Write out all of the entries that follow, word for word, but skip the pictures.
— BEGIN Dataset entries —
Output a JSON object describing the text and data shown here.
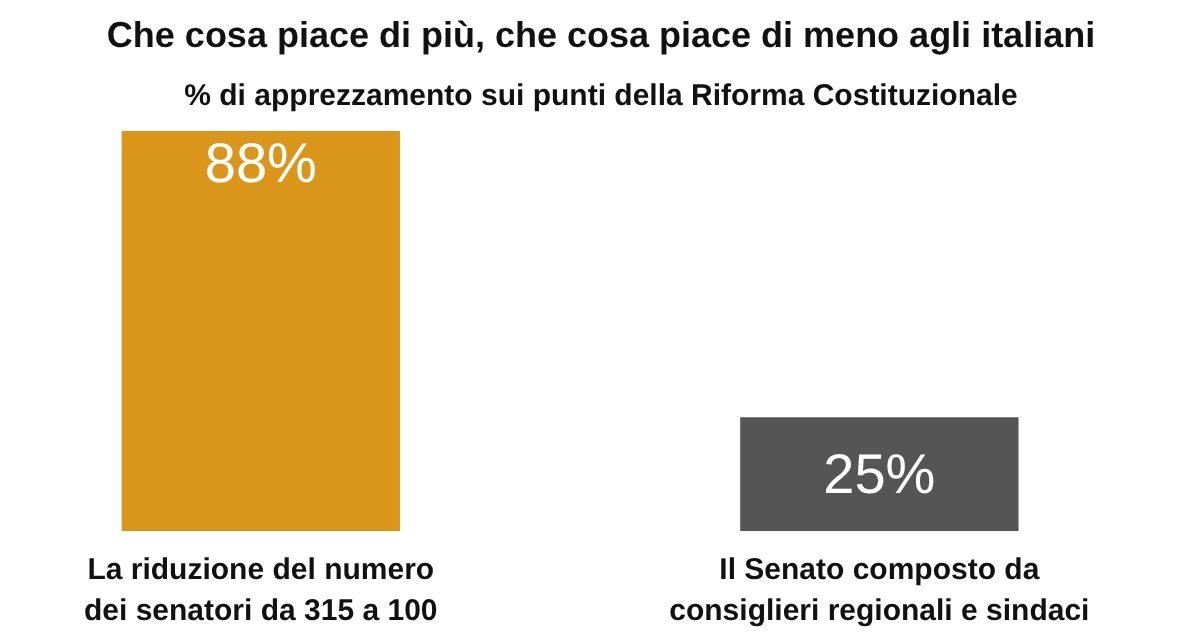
{
  "chart_data": {
    "type": "bar",
    "title": "Che cosa piace di più, che cosa piace di meno agli italiani",
    "subtitle": "% di apprezzamento sui punti della Riforma Costituzionale",
    "categories": [
      "La riduzione del numero\ndei senatori da 315 a 100",
      "Il Senato composto da\nconsiglieri regionali e sindaci"
    ],
    "values": [
      88,
      25
    ],
    "colors": [
      "#d9961a",
      "#555555"
    ],
    "value_labels": [
      "88%",
      "25%"
    ],
    "grid": false
  }
}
— END Dataset entries —
Correct answer:
Output a JSON object describing the text and data shown here.
{
  "chart_data": {
    "type": "bar",
    "title": "Che cosa piace di più, che cosa piace di meno agli italiani",
    "subtitle": "% di apprezzamento sui punti della Riforma Costituzionale",
    "categories": [
      "La riduzione del numero\ndei senatori da 315 a 100",
      "Il Senato composto da\nconsiglieri regionali e sindaci"
    ],
    "values": [
      88,
      25
    ],
    "colors": [
      "#d9961a",
      "#555555"
    ],
    "value_labels": [
      "88%",
      "25%"
    ],
    "grid": false
  }
}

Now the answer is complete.